Go through the entries below and collect each line with the string "height" in it.

Given entries:
- - - - - - -

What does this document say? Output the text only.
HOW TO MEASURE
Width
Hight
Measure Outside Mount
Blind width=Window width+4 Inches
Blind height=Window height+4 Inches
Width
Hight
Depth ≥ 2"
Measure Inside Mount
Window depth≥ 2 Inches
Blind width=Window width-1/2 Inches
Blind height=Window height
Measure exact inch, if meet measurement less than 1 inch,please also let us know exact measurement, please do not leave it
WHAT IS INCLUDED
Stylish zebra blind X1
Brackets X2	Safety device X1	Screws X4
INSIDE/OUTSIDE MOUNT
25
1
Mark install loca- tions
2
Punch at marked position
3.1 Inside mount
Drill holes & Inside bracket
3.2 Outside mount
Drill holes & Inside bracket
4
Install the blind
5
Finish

- - - - - - -

Answer below:
Blind height=Window height+4 Inches
Blind height=Window height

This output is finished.